## Challenge
Repeat each line exactly, leaving nothing out.

## Material shown
■ ■ ■ ■

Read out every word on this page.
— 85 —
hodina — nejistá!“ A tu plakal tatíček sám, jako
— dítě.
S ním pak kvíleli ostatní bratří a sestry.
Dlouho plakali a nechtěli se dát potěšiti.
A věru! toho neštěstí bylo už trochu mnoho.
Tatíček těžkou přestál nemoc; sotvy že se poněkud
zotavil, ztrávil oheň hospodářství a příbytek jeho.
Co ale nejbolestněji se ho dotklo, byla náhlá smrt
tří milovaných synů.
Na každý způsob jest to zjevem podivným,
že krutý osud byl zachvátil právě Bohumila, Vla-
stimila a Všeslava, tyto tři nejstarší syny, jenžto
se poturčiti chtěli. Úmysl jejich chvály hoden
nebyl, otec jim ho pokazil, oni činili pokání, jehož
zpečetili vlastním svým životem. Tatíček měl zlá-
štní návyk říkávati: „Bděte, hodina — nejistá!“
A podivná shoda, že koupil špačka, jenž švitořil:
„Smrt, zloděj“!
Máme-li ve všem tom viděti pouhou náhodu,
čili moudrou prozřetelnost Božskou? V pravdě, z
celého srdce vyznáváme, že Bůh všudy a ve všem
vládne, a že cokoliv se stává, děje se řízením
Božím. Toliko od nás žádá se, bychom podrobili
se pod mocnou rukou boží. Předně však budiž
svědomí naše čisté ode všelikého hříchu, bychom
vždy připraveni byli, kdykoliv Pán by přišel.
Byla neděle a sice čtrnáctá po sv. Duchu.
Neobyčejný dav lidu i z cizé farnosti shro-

■ ■ ■ ■

## Solved exercise
Read out every word on this page.
— 85 —
hodina — nejistá!“ A tu plakal tatíček sám, jako
— dítě.
S ním pak kvíleli ostatní bratří a sestry.
Dlouho plakali a nechtěli se dát potěšiti.
A věru! toho neštěstí bylo už trochu mnoho.
Tatíček těžkou přestál nemoc; sotvy že se poněkud
zotavil, ztrávil oheň hospodářství a příbytek jeho.
Co ale nejbolestněji se ho dotklo, byla náhlá smrt
tří milovaných synů.
Na každý způsob jest to zjevem podivným,
že krutý osud byl zachvátil právě Bohumila, Vla-
stimila a Všeslava, tyto tři nejstarší syny, jenžto
se poturčiti chtěli. Úmysl jejich chvály hoden
nebyl, otec jim ho pokazil, oni činili pokání, jehož
zpečetili vlastním svým životem. Tatíček měl zlá-
štní návyk říkávati: „Bděte, hodina — nejistá!“
A podivná shoda, že koupil špačka, jenž švitořil:
„Smrt, zloděj“!
Máme-li ve všem tom viděti pouhou náhodu,
čili moudrou prozřetelnost Božskou? V pravdě, z
celého srdce vyznáváme, že Bůh všudy a ve všem
vládne, a že cokoliv se stává, děje se řízením
Božím. Toliko od nás žádá se, bychom podrobili
se pod mocnou rukou boží. Předně však budiž
svědomí naše čisté ode všelikého hříchu, bychom
vždy připraveni byli, kdykoliv Pán by přišel.
Byla neděle a sice čtrnáctá po sv. Duchu.
Neobyčejný dav lidu i z cizé farnosti shro-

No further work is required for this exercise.